Written request:
Say how many lines hold the string "JSON"; please write nothing but the number.

The input:
** BEGIN **
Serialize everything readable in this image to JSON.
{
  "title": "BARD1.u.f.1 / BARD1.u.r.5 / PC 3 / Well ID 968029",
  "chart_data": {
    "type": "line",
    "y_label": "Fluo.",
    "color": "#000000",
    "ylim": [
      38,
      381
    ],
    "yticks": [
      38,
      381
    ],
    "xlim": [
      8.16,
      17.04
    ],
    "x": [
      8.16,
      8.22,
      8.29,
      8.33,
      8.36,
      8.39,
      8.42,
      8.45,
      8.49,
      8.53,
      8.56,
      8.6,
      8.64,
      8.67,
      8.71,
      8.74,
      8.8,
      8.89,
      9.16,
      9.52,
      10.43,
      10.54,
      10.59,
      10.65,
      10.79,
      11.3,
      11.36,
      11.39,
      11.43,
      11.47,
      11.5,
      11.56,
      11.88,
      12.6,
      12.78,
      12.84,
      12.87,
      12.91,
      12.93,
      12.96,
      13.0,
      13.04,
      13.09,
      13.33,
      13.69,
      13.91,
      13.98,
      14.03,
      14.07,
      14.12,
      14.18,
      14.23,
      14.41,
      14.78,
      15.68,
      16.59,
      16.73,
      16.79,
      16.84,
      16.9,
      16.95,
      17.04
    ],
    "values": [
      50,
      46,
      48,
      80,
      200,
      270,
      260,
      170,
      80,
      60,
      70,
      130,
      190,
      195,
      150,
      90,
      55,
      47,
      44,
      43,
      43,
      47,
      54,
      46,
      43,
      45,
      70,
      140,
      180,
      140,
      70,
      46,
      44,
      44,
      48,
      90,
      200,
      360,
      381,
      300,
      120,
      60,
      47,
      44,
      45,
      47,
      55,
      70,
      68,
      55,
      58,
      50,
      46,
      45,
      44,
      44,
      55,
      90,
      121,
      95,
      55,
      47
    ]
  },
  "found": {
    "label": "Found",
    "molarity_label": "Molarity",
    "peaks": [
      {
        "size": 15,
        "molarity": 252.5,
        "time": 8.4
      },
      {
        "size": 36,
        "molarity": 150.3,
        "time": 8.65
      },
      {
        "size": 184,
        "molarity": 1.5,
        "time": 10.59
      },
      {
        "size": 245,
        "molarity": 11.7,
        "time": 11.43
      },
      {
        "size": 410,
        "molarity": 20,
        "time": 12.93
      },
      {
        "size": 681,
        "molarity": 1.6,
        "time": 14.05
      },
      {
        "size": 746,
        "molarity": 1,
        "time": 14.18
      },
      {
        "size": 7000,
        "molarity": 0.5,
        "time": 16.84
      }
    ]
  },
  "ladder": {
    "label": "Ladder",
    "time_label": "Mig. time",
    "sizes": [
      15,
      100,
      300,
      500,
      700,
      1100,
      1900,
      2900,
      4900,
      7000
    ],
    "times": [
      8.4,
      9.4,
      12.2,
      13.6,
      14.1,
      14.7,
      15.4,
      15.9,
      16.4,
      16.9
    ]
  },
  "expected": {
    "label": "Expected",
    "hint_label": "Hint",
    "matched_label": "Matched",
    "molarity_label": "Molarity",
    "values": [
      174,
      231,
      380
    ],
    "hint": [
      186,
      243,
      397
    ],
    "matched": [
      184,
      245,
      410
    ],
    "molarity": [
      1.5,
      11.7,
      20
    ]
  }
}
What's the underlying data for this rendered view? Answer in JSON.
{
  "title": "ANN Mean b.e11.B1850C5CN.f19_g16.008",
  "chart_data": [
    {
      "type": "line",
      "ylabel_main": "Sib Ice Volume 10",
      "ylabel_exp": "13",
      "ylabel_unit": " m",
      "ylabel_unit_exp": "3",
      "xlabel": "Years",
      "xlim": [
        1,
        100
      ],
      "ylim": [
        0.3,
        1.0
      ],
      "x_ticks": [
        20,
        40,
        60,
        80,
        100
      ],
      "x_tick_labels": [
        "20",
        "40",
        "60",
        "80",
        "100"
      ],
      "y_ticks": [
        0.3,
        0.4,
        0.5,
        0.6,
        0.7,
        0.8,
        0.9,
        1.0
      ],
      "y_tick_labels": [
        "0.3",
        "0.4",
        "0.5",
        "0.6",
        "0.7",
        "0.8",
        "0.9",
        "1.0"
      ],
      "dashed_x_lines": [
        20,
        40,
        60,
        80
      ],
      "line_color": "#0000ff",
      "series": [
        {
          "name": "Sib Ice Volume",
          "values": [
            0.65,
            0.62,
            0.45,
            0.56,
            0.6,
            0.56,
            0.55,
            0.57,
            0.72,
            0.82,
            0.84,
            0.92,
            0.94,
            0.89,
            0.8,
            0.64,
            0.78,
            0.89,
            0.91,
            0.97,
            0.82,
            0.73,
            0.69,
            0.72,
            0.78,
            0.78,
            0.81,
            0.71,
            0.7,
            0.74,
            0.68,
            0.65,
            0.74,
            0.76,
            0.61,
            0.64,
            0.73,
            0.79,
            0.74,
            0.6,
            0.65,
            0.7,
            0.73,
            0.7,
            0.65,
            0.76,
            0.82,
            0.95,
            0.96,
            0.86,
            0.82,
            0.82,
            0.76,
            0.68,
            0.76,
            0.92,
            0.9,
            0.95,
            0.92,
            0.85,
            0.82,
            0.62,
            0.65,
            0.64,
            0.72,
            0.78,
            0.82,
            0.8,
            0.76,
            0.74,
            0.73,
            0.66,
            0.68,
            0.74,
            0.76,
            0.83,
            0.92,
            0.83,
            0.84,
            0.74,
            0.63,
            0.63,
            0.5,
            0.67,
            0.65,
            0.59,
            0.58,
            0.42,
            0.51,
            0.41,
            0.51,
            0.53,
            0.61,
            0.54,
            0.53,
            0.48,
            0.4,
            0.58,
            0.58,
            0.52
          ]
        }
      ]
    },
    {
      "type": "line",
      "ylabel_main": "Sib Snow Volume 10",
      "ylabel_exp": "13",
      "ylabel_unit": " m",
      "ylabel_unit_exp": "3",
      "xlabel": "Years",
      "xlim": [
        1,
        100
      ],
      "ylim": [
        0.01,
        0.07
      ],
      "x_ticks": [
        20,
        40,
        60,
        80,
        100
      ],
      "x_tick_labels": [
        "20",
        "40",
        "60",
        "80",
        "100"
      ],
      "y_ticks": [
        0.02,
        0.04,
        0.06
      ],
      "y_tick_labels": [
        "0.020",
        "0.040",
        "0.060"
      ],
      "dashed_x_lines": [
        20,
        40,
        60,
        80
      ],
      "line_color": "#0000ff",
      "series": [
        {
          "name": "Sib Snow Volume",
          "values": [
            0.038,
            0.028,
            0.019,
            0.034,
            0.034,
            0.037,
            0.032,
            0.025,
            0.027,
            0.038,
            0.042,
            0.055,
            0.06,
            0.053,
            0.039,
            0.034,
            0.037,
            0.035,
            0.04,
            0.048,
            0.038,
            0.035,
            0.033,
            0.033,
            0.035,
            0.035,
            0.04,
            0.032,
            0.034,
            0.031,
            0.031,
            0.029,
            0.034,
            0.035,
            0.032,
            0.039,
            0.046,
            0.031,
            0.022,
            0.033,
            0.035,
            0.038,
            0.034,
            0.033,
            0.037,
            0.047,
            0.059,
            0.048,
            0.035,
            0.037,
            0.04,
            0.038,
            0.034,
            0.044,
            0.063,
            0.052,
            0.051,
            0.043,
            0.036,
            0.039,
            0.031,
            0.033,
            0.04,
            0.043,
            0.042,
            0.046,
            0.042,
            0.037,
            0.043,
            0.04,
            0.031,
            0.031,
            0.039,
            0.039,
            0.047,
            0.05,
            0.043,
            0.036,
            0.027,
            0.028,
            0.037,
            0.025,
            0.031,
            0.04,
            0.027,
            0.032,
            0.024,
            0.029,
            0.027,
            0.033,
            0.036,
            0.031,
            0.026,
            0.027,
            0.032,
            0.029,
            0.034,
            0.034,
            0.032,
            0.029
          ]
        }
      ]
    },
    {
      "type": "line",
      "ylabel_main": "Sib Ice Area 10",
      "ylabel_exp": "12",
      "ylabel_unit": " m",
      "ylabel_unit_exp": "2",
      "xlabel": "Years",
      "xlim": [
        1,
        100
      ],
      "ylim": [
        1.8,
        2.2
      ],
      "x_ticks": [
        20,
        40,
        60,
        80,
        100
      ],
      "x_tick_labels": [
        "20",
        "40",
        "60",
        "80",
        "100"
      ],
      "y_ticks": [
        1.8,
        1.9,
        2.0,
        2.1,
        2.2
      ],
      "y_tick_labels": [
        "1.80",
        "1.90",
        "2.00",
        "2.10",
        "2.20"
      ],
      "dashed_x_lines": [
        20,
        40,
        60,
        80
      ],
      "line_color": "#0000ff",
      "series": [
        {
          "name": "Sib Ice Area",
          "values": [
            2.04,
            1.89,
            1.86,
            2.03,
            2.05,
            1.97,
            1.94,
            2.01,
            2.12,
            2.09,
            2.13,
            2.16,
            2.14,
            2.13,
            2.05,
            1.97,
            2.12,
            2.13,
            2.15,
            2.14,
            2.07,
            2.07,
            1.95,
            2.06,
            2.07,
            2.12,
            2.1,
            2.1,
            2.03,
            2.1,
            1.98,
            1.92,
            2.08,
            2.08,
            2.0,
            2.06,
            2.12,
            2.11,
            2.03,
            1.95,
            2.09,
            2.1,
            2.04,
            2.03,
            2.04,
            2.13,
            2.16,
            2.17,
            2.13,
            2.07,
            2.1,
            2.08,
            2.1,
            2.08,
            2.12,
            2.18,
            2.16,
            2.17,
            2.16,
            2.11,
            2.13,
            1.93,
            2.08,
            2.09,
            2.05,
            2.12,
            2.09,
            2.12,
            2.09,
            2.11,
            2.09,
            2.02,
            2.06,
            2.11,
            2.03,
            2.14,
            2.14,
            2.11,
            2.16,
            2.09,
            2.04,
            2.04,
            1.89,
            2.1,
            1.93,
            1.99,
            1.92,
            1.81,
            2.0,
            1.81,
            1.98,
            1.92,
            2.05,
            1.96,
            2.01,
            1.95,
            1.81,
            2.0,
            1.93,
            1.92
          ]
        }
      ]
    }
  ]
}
** END **
Exercise output:
2